What you should do:
Go through the data below line by line and count those containing the word "North". Reply with the count only.

Dataset entries:
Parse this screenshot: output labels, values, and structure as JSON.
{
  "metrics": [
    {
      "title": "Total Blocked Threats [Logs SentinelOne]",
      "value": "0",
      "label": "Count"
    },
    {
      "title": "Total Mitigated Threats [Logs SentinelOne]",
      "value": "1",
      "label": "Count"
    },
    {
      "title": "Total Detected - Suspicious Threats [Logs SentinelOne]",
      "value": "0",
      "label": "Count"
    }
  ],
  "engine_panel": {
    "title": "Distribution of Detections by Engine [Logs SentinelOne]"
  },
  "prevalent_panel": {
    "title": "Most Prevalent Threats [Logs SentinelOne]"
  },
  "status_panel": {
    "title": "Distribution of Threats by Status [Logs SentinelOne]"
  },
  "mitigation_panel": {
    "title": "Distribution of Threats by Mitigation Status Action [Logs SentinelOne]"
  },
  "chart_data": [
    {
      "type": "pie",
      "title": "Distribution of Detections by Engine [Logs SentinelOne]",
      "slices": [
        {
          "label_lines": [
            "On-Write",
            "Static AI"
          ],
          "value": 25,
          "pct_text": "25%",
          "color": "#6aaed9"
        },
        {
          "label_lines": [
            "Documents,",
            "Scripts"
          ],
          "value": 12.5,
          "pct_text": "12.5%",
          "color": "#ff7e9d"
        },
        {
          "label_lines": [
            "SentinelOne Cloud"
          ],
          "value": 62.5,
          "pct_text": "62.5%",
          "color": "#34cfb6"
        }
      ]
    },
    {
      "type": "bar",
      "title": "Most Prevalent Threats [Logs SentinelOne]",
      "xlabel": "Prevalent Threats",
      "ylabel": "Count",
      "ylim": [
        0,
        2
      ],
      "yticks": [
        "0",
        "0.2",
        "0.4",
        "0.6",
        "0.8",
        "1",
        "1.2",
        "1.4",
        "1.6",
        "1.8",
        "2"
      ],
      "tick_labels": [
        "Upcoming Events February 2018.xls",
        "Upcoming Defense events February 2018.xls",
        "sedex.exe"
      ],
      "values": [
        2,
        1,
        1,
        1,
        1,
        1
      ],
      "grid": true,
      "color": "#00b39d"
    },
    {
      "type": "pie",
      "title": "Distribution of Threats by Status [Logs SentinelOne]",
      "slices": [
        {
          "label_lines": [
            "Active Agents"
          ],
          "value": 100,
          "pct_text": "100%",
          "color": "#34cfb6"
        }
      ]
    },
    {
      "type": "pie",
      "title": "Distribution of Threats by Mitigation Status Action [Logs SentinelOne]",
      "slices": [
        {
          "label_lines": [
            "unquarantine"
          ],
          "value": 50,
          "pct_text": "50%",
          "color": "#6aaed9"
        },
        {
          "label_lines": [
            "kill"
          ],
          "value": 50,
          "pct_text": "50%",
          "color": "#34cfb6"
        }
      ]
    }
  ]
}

---

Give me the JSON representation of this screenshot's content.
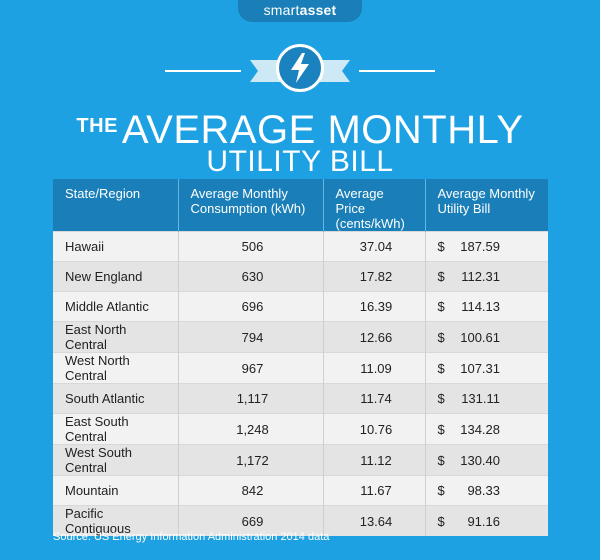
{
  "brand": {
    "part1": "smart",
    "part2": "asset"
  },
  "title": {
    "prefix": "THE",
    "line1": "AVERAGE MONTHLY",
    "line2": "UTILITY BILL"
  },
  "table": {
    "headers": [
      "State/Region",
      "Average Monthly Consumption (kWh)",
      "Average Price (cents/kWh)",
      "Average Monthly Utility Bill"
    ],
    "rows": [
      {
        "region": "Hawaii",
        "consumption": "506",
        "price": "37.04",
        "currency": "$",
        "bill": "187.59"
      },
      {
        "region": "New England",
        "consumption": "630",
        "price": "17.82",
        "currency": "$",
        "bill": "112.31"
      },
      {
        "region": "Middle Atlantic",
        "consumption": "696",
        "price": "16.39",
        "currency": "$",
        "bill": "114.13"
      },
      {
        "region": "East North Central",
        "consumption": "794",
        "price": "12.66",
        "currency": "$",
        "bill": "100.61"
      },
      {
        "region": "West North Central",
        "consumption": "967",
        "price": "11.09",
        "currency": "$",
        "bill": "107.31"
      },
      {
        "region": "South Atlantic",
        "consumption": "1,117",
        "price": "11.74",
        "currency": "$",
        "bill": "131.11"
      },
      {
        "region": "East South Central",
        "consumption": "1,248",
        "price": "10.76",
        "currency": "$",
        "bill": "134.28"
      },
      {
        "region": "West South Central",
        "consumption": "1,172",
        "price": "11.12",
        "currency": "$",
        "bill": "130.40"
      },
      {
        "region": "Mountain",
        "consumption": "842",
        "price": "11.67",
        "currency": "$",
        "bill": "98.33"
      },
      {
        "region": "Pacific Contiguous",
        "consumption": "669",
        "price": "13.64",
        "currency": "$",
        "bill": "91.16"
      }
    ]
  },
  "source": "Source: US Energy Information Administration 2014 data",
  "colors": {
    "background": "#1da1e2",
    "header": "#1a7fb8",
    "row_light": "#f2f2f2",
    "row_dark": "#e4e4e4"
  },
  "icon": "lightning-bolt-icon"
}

Response to the task:
2